### TRECHO FORNECIDO
Num assentamento do MST, em novembro de 1998, estavam 50 famílias. Entre essas, a de Sétimo
Garibaldi. Os camponeses foram surpreendidos por vários homens encapuzados e armados que
estavam agindo numa desocupação extrajudicial.
Garibaldi foi atingido por arma de fogo chegando a óbito. Deixou viúva e filhos. Foi instaurado o
inquérito policial n°179/98 para investigar sua morte. No entanto, este procedimento só retratou a
morosidade estatal. Anos se passaram sem que os familiares da vítima tivessem uma resposta
adequada, que deveria ser o fruto de uma investigação comprometida do Estado.
Os familiares após inúmeras tentativas de solução internamente, recorreram à Comissão, que após a
tentativa amistosa, também frustrada, decidiu encaminhar o caso à Corte.
Após as deliberações de exceções preliminares e mérito, a Corte sentenciou declarando
unanimemente que o Estado violou os direitos às garantias judiciais e à proteção judicial
reconhecidos nos artigos 8.1 e 25.1 da Convenção Americana, em relação com o artigo 1.1 da
mesma, em prejuízo de Iracema Garibaldi, Darsônia Garibaldi, Vanderlei Garibaldi, Fernando
Garibaldi, Itamar Garibaldi, Itacir Garibaldi e Alexandre Garibaldi, familiares de Sétimo Garibaldi.
Dentro das disposições da sentença, foi determinado, dentre outros, que o Estado deve conduzir
eficazmente e dentro de um prazo razoável o Inquérito e qualquer processo que chegar a abrir,
como consequência deste, para identificar, julgar e, eventualmente, sancionar os autores da morte
do senhor Garibaldi.
A mais recente sentença condenatória que o Brasil sofreu é conhecida como Caso Gomes Lund e
Outros (“Guerrilha Do Araguaia”) versus Brasil, de 24 de novembro de 2010.
Com o golpe militar de 1964, o Brasil inicia o regime ditatorial que se estende até 1985. O
movimento de enfrentamento à ditadura militar que aconteceu entre os anos 1967 e 1974, ficou
conhecido como Guerrilha do Araguaia porque esteve nas proximidades do rio Araguaia, e foi
pensado pelo PC do B como uma frente de combate aos militares. Acreditava-se que teria maior
êxito se começasse no campo.
A intenção era de iniciar um combate armado para que, inspirado na experiência cubana e chinesa,
o sistema socialista pudesse ser implantado no Brasil. Mas, a iniciativa só serviu para que o número
de vítimas do regime militar aumentasse. Cerca de setenta pessoas estavam envolvidas e
desapareceram sem qualquer indício ou explicação.

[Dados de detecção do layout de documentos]
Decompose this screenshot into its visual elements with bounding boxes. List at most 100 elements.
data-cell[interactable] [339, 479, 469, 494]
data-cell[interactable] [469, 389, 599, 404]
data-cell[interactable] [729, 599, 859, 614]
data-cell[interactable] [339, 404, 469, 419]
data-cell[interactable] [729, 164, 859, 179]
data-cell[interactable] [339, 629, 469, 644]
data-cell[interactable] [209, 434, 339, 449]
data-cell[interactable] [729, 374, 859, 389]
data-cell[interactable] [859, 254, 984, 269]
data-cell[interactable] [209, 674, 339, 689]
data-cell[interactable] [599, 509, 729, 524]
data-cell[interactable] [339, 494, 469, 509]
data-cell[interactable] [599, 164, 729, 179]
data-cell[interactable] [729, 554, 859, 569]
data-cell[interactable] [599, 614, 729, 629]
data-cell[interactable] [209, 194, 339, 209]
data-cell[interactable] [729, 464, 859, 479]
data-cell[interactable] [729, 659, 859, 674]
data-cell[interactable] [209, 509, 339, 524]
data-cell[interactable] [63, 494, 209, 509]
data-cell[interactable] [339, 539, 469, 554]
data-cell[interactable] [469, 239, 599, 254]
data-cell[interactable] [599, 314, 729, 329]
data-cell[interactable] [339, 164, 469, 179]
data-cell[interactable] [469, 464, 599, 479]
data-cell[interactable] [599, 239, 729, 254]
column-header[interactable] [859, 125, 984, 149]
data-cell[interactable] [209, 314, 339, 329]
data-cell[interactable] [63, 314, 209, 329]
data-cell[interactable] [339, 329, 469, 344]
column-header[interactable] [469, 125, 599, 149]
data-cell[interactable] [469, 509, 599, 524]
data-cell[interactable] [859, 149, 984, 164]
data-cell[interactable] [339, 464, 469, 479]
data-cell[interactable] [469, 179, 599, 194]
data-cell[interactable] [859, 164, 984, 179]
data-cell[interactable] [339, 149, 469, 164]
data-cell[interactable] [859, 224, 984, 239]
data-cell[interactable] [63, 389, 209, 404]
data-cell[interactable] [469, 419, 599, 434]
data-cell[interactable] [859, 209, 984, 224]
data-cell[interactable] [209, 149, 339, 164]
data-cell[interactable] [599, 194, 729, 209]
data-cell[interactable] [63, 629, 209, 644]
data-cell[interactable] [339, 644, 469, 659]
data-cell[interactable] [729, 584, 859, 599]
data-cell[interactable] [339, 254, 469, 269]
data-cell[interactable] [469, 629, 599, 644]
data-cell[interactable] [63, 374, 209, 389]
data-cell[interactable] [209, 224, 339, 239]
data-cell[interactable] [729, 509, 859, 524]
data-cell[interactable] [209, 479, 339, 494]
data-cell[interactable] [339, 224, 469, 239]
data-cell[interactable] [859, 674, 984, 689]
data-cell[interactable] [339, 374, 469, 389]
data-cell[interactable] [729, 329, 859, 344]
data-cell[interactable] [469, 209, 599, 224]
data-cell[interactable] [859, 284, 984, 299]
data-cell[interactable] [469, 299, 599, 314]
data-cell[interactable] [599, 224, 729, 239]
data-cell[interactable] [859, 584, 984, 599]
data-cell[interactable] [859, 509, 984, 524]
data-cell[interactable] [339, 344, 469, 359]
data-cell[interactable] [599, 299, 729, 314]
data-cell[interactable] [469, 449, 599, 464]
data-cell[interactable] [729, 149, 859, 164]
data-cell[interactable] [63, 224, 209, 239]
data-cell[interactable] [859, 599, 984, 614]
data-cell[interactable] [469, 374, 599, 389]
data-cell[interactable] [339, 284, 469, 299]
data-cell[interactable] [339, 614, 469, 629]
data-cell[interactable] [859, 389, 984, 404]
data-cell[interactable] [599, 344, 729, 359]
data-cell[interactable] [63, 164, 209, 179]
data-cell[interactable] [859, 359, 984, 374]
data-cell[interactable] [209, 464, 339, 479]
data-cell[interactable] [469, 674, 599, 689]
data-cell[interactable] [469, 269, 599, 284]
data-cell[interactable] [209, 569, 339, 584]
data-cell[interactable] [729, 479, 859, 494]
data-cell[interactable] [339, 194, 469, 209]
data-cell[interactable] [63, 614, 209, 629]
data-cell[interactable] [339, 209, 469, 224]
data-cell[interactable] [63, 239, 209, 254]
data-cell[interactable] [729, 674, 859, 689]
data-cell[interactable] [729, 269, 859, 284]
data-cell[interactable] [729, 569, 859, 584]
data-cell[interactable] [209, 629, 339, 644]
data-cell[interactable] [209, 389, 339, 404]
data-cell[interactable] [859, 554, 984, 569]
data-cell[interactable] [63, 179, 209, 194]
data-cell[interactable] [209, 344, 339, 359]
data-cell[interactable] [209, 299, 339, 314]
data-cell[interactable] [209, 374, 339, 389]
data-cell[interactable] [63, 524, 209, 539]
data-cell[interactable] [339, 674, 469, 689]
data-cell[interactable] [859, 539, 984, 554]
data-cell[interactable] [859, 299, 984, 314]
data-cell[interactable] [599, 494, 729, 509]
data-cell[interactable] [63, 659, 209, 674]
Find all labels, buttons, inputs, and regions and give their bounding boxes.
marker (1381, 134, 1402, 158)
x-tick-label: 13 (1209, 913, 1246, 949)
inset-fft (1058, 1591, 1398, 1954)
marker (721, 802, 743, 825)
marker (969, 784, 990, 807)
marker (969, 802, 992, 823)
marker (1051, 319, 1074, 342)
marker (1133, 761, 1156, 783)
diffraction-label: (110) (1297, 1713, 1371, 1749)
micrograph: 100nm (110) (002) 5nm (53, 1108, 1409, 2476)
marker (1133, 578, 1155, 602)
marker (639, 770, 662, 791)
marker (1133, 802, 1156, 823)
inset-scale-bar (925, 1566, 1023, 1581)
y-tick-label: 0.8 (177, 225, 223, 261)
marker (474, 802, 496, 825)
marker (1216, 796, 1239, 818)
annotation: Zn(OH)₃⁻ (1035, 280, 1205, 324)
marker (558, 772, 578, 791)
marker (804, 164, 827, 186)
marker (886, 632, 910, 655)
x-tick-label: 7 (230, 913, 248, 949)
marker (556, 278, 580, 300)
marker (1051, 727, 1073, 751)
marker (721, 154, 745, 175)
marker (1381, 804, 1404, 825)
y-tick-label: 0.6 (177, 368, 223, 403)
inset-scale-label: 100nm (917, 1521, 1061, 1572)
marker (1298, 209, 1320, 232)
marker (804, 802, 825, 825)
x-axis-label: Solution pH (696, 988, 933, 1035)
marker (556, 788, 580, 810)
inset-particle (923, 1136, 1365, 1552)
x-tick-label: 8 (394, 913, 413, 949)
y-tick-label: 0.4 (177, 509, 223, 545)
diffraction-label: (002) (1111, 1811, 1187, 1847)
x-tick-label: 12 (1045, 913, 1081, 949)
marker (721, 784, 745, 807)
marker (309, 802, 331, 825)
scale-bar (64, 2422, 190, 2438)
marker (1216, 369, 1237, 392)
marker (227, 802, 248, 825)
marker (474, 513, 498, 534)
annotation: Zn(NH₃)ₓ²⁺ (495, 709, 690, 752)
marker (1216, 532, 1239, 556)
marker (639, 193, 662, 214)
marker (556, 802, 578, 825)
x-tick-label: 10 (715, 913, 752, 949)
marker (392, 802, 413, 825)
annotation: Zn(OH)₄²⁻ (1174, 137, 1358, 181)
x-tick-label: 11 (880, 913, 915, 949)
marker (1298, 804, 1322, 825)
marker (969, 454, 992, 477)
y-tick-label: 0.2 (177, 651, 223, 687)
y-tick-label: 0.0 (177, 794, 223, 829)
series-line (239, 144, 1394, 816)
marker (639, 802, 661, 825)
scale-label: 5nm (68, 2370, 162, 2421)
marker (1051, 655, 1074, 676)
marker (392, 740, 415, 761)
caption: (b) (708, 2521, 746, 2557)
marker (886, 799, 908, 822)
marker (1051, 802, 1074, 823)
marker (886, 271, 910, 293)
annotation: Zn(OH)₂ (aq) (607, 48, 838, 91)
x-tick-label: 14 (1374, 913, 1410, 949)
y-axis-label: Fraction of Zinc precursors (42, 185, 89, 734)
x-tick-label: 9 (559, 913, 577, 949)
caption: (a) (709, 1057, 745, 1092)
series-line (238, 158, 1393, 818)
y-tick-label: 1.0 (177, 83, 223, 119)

### ENUNCIADO
Copie do trecho, sem nenhuma alteração, a parte que vai de "Com o golpe" até "indício ou explicação.". Os registros não são necessários para este exercício.

### RESPOSTA
Com o golpe militar de 1964, o Brasil inicia o regime ditatorial que se estende até 1985. O
movimento de enfrentamento à ditadura militar que aconteceu entre os anos 1967 e 1974, ficou
conhecido como Guerrilha do Araguaia porque esteve nas proximidades do rio Araguaia, e foi
pensado pelo PC do B como uma frente de combate aos militares. Acreditava-se que teria maior
êxito se começasse no campo.
A intenção era de iniciar um combate armado para que, inspirado na experiência cubana e chinesa,
o sistema socialista pudesse ser implantado no Brasil. Mas, a iniciativa só serviu para que o número
de vítimas do regime militar aumentasse. Cerca de setenta pessoas estavam envolvidas e
desapareceram sem qualquer indício ou explicação.